» EXERCISE DIRECTIONS
Send back the entries below exactly as they appear.

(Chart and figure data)
>>>

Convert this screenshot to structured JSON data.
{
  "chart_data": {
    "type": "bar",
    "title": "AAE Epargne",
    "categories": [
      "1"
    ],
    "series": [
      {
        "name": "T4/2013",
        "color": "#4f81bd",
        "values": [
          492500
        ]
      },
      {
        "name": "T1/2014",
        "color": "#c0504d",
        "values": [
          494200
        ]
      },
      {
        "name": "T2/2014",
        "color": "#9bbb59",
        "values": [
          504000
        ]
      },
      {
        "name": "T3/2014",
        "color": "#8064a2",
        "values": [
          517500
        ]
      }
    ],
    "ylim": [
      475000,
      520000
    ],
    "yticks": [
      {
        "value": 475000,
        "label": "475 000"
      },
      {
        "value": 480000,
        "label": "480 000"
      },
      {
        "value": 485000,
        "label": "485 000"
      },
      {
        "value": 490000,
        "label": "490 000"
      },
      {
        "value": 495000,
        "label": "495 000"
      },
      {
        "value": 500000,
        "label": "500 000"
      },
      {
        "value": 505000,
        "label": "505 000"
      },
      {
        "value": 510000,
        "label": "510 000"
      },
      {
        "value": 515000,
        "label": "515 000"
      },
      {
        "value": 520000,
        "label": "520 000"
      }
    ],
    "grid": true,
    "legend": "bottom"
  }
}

<<<

» REPLY
Convert this screenshot to structured JSON data.
{
  "chart_data": {
    "type": "bar",
    "title": "AAE Epargne",
    "categories": [
      "1"
    ],
    "series": [
      {
        "name": "T4/2013",
        "color": "#4f81bd",
        "values": [
          492500
        ]
      },
      {
        "name": "T1/2014",
        "color": "#c0504d",
        "values": [
          494200
        ]
      },
      {
        "name": "T2/2014",
        "color": "#9bbb59",
        "values": [
          504000
        ]
      },
      {
        "name": "T3/2014",
        "color": "#8064a2",
        "values": [
          517500
        ]
      }
    ],
    "ylim": [
      475000,
      520000
    ],
    "yticks": [
      {
        "value": 475000,
        "label": "475 000"
      },
      {
        "value": 480000,
        "label": "480 000"
      },
      {
        "value": 485000,
        "label": "485 000"
      },
      {
        "value": 490000,
        "label": "490 000"
      },
      {
        "value": 495000,
        "label": "495 000"
      },
      {
        "value": 500000,
        "label": "500 000"
      },
      {
        "value": 505000,
        "label": "505 000"
      },
      {
        "value": 510000,
        "label": "510 000"
      },
      {
        "value": 515000,
        "label": "515 000"
      },
      {
        "value": 520000,
        "label": "520 000"
      }
    ],
    "grid": true,
    "legend": "bottom"
  }
}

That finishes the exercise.